Challenge
Copy out all of the material exactly.
── Excerpted data ──
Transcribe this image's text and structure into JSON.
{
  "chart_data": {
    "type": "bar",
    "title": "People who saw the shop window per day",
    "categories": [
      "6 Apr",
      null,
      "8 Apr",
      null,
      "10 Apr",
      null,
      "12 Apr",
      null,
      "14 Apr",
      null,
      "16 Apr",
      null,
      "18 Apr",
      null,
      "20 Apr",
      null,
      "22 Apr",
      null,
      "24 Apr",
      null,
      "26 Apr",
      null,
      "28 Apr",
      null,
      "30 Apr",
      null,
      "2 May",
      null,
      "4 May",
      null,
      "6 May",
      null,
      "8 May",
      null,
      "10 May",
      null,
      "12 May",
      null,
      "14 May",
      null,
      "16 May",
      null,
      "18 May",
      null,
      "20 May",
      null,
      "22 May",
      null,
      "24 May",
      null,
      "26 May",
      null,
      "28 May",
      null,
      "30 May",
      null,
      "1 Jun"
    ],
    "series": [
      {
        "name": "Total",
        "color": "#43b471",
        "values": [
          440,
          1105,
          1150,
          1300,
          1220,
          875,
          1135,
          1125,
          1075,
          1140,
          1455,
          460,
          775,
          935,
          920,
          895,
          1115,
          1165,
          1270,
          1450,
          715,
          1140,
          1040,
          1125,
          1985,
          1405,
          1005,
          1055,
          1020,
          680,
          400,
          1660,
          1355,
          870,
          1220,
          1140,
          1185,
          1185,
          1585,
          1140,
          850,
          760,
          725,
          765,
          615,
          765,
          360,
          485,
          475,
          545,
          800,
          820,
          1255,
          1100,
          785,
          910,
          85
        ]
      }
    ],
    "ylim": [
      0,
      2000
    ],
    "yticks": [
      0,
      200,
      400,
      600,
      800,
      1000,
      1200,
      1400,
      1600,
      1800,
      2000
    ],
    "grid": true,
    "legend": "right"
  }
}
───
Answer to this exercise
Transcribe this image's text and structure into JSON.
{
  "chart_data": {
    "type": "bar",
    "title": "People who saw the shop window per day",
    "categories": [
      "6 Apr",
      null,
      "8 Apr",
      null,
      "10 Apr",
      null,
      "12 Apr",
      null,
      "14 Apr",
      null,
      "16 Apr",
      null,
      "18 Apr",
      null,
      "20 Apr",
      null,
      "22 Apr",
      null,
      "24 Apr",
      null,
      "26 Apr",
      null,
      "28 Apr",
      null,
      "30 Apr",
      null,
      "2 May",
      null,
      "4 May",
      null,
      "6 May",
      null,
      "8 May",
      null,
      "10 May",
      null,
      "12 May",
      null,
      "14 May",
      null,
      "16 May",
      null,
      "18 May",
      null,
      "20 May",
      null,
      "22 May",
      null,
      "24 May",
      null,
      "26 May",
      null,
      "28 May",
      null,
      "30 May",
      null,
      "1 Jun"
    ],
    "series": [
      {
        "name": "Total",
        "color": "#43b471",
        "values": [
          440,
          1105,
          1150,
          1300,
          1220,
          875,
          1135,
          1125,
          1075,
          1140,
          1455,
          460,
          775,
          935,
          920,
          895,
          1115,
          1165,
          1270,
          1450,
          715,
          1140,
          1040,
          1125,
          1985,
          1405,
          1005,
          1055,
          1020,
          680,
          400,
          1660,
          1355,
          870,
          1220,
          1140,
          1185,
          1185,
          1585,
          1140,
          850,
          760,
          725,
          765,
          615,
          765,
          360,
          485,
          475,
          545,
          800,
          820,
          1255,
          1100,
          785,
          910,
          85
        ]
      }
    ],
    "ylim": [
      0,
      2000
    ],
    "yticks": [
      0,
      200,
      400,
      600,
      800,
      1000,
      1200,
      1400,
      1600,
      1800,
      2000
    ],
    "grid": true,
    "legend": "right"
  }
}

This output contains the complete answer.